■ Aim of the exercise:
Retype the items from the first line through the line containing "glcnac-square-icon bbox=[543, 191, 549, 197]", both included, keeping every character unchanged.

(Recorded data)
-.-.-

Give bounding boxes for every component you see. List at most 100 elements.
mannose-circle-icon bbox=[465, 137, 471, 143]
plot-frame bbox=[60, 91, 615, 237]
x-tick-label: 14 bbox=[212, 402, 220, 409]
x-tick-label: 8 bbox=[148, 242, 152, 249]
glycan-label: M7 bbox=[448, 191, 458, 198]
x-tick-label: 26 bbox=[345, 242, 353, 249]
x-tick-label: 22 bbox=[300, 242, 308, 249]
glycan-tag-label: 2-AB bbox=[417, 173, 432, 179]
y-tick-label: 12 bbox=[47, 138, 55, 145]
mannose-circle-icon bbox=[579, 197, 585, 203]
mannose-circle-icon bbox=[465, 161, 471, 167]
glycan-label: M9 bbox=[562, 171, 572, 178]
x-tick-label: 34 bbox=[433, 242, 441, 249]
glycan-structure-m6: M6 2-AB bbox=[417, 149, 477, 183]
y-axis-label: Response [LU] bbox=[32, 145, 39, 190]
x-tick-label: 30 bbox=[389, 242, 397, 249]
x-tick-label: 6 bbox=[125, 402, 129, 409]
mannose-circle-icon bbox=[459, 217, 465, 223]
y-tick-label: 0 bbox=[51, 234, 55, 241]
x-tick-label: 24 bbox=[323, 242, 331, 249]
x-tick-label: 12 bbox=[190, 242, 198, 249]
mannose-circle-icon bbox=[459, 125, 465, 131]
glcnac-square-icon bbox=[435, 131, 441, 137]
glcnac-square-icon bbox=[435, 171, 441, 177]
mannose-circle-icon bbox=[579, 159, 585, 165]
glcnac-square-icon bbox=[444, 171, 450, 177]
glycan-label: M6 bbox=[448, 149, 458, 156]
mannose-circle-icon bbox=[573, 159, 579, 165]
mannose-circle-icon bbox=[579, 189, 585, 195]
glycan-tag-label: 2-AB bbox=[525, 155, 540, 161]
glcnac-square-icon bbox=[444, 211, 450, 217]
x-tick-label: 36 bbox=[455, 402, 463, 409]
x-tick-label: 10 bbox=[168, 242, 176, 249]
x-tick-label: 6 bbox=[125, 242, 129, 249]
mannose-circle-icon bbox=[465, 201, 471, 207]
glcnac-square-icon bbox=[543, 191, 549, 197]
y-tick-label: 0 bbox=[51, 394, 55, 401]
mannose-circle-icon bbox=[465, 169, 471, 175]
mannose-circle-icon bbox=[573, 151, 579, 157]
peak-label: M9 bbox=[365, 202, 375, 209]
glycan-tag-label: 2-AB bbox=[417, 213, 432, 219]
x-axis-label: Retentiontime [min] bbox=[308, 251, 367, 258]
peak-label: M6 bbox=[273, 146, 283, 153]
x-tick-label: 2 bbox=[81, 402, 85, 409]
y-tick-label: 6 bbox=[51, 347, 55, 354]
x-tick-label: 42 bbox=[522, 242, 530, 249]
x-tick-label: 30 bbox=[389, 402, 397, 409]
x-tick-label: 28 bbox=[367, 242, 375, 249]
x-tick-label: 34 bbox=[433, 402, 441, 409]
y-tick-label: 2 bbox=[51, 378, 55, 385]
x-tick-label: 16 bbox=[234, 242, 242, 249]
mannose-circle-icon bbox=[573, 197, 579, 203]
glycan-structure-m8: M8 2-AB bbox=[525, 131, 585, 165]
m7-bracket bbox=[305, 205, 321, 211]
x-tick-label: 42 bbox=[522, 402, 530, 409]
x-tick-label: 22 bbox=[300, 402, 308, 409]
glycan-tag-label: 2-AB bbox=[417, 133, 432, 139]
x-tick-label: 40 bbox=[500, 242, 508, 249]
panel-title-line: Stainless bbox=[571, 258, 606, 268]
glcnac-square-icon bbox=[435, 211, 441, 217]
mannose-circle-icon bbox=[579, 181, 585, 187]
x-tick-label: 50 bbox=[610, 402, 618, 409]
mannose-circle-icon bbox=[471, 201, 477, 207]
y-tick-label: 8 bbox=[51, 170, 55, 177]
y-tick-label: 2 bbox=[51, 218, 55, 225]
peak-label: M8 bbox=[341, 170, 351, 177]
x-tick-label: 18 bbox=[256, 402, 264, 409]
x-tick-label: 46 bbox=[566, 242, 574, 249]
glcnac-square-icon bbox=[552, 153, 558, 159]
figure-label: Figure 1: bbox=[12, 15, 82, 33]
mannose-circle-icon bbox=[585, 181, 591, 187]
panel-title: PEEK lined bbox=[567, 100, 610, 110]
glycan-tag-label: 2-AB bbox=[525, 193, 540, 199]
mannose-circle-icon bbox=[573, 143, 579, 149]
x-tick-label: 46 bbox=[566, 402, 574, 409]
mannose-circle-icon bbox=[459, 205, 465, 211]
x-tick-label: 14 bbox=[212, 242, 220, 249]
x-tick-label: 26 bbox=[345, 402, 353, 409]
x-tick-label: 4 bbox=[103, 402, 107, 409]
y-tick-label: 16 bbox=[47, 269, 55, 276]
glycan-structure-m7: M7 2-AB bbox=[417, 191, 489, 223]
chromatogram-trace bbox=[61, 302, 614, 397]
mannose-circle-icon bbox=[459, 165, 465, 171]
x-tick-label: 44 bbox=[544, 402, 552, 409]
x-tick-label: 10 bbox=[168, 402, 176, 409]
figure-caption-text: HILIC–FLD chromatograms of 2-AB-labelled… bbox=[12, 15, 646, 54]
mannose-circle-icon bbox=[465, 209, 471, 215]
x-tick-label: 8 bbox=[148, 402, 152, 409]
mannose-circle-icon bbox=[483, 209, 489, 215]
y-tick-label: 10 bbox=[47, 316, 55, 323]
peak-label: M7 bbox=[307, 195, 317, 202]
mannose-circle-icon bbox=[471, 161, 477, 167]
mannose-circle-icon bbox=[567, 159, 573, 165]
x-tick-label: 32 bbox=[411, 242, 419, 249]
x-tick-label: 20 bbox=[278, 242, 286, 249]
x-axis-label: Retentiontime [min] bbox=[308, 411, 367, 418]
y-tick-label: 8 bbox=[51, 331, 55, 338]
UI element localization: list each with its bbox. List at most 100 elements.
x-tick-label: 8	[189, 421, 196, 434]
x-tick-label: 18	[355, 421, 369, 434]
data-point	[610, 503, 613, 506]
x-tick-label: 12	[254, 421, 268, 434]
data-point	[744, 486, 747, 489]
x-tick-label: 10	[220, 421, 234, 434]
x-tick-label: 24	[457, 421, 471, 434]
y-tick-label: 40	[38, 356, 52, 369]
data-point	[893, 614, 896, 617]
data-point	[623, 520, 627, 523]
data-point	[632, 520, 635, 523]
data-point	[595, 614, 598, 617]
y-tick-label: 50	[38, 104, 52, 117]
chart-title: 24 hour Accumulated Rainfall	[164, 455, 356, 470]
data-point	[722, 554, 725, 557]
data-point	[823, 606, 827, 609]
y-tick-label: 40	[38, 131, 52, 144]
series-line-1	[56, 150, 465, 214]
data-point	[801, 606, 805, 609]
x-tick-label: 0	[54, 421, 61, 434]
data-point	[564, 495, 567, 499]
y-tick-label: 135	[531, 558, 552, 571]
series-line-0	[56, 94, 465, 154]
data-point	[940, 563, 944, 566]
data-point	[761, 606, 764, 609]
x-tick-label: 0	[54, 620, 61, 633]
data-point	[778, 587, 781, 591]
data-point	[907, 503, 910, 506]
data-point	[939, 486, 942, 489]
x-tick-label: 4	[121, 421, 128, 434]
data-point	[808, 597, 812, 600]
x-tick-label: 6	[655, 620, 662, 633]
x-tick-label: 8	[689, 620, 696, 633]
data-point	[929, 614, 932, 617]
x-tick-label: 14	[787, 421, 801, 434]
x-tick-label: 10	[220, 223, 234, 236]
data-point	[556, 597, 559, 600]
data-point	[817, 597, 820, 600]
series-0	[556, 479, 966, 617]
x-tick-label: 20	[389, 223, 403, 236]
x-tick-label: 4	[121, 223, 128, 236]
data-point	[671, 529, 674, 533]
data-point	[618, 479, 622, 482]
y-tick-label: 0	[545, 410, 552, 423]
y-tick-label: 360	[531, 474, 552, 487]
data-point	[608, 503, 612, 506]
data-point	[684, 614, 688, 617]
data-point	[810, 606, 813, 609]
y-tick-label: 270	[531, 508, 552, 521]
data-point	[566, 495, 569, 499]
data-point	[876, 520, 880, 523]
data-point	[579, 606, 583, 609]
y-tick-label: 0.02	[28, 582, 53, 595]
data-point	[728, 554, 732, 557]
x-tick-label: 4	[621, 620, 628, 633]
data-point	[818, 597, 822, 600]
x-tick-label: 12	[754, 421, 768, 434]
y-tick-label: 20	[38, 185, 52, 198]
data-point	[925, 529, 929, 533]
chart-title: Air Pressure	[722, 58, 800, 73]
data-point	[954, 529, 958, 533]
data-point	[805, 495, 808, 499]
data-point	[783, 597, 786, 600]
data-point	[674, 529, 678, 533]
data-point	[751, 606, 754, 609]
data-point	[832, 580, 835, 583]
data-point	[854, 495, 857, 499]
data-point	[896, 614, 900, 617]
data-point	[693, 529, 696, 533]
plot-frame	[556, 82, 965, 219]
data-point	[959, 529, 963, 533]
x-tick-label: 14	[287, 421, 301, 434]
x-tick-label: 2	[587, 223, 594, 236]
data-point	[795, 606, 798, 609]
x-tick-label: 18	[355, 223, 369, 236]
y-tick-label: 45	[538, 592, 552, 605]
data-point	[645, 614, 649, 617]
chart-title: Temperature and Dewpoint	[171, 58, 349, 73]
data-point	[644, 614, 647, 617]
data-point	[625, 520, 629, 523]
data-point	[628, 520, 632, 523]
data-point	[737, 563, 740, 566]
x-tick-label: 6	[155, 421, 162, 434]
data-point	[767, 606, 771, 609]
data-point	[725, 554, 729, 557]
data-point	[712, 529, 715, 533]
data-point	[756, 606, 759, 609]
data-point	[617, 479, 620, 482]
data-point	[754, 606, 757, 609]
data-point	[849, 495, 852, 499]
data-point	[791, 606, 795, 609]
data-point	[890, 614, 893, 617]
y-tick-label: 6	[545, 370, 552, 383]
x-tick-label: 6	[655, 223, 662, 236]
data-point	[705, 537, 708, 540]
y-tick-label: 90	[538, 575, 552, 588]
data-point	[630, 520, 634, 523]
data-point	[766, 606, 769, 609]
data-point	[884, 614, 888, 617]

-.-.-

■ Output of the task:
Give bounding boxes for every component you see. List at most 100 elements.
mannose-circle-icon bbox=[465, 137, 471, 143]
plot-frame bbox=[60, 91, 615, 237]
x-tick-label: 14 bbox=[212, 402, 220, 409]
x-tick-label: 8 bbox=[148, 242, 152, 249]
glycan-label: M7 bbox=[448, 191, 458, 198]
x-tick-label: 26 bbox=[345, 242, 353, 249]
x-tick-label: 22 bbox=[300, 242, 308, 249]
glycan-tag-label: 2-AB bbox=[417, 173, 432, 179]
y-tick-label: 12 bbox=[47, 138, 55, 145]
mannose-circle-icon bbox=[579, 197, 585, 203]
mannose-circle-icon bbox=[465, 161, 471, 167]
glycan-label: M9 bbox=[562, 171, 572, 178]
x-tick-label: 34 bbox=[433, 242, 441, 249]
glycan-structure-m6: M6 2-AB bbox=[417, 149, 477, 183]
y-axis-label: Response [LU] bbox=[32, 145, 39, 190]
x-tick-label: 30 bbox=[389, 242, 397, 249]
x-tick-label: 6 bbox=[125, 402, 129, 409]
mannose-circle-icon bbox=[459, 217, 465, 223]
y-tick-label: 0 bbox=[51, 234, 55, 241]
x-tick-label: 24 bbox=[323, 242, 331, 249]
x-tick-label: 12 bbox=[190, 242, 198, 249]
mannose-circle-icon bbox=[459, 125, 465, 131]
glcnac-square-icon bbox=[435, 131, 441, 137]
glcnac-square-icon bbox=[435, 171, 441, 177]
mannose-circle-icon bbox=[579, 159, 585, 165]
glcnac-square-icon bbox=[444, 171, 450, 177]
glycan-label: M6 bbox=[448, 149, 458, 156]
mannose-circle-icon bbox=[573, 159, 579, 165]
mannose-circle-icon bbox=[579, 189, 585, 195]
glycan-tag-label: 2-AB bbox=[525, 155, 540, 161]
glcnac-square-icon bbox=[444, 211, 450, 217]
x-tick-label: 36 bbox=[455, 402, 463, 409]
x-tick-label: 10 bbox=[168, 242, 176, 249]
x-tick-label: 6 bbox=[125, 242, 129, 249]
mannose-circle-icon bbox=[465, 201, 471, 207]
glcnac-square-icon bbox=[543, 191, 549, 197]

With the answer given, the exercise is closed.